--- GIVEN RECORDS ---
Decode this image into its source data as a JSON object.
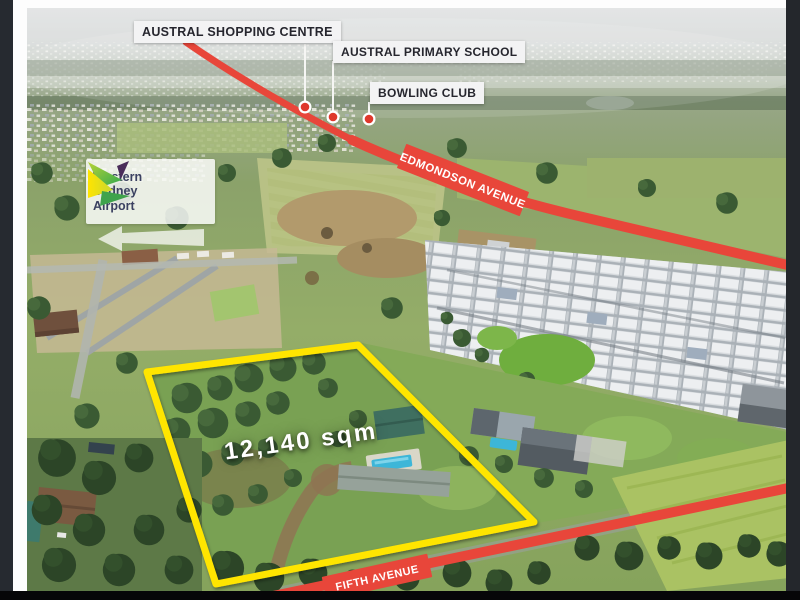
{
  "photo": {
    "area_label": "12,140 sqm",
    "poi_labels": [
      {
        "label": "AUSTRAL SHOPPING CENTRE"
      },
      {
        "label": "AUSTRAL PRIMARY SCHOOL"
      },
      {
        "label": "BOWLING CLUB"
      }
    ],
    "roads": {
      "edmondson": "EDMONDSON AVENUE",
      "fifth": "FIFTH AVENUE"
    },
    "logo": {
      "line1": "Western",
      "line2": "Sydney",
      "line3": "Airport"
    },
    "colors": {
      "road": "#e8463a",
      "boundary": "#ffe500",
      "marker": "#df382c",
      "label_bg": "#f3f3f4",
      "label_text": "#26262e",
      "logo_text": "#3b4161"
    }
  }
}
--
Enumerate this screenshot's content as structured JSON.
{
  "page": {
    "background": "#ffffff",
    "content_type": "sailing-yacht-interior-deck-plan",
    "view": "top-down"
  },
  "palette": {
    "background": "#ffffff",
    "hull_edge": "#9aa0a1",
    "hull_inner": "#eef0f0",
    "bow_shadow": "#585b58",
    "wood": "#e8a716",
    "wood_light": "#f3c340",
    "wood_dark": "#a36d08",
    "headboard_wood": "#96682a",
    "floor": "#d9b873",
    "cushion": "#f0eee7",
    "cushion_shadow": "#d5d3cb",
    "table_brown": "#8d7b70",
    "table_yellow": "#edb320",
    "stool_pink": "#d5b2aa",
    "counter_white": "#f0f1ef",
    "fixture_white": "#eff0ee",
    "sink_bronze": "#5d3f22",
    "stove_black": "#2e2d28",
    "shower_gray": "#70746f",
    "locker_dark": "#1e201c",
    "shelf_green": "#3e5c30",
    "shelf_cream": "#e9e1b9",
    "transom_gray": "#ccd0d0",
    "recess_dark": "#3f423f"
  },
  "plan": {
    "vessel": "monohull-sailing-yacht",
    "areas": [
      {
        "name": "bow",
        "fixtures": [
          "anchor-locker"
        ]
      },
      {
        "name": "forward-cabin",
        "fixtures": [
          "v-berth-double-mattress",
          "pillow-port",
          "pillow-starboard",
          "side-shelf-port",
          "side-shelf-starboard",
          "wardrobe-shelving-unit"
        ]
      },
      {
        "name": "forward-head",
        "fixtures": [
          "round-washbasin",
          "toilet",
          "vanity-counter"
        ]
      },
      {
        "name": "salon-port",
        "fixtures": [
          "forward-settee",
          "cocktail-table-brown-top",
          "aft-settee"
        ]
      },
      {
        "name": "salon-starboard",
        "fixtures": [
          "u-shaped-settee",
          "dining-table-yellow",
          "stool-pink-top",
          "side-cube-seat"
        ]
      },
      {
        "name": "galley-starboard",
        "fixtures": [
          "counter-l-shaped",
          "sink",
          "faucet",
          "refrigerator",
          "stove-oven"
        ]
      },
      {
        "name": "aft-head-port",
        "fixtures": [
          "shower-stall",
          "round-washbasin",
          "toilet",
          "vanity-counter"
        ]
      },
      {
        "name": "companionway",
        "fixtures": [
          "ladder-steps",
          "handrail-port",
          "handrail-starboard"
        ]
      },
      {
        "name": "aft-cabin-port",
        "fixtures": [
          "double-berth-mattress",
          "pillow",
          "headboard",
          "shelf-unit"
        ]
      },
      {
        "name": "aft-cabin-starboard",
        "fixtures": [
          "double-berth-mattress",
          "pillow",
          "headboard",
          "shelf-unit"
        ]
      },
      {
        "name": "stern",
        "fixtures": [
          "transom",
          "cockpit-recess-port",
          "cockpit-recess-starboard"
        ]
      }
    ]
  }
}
---
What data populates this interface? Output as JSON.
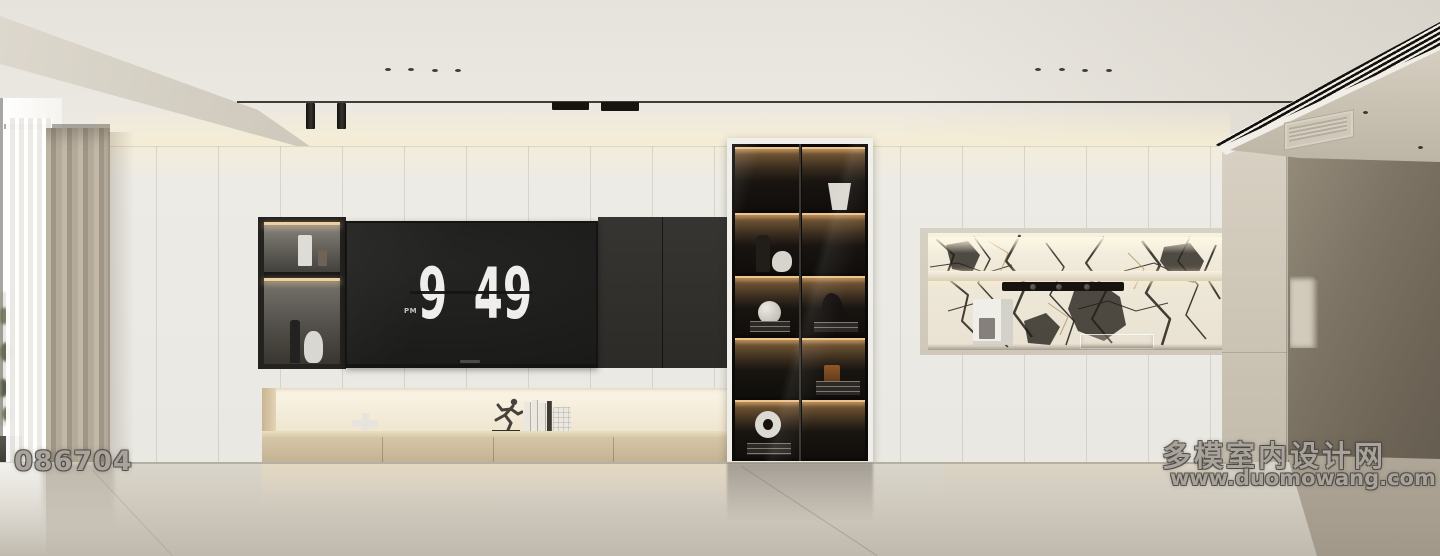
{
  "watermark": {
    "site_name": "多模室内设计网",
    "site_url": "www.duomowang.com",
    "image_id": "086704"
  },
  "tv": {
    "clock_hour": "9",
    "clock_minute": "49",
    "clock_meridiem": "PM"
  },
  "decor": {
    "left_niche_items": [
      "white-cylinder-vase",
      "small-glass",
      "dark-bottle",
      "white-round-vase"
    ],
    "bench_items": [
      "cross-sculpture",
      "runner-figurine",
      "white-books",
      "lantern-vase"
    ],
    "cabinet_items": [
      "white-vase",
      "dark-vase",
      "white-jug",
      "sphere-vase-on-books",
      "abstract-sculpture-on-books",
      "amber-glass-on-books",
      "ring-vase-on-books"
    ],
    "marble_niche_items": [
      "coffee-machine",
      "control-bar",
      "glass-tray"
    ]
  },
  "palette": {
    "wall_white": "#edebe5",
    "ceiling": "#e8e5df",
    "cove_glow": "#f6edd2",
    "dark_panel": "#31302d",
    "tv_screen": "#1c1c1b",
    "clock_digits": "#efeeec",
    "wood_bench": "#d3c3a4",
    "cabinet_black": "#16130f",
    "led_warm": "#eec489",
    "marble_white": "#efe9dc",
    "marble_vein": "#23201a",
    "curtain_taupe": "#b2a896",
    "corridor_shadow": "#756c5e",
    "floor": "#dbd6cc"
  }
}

--- TASK INSTRUCTIONS ---
Determine the number of lines where the string "data" occurs, and give that number only.

--- WRITTEN SOLUTION ---
2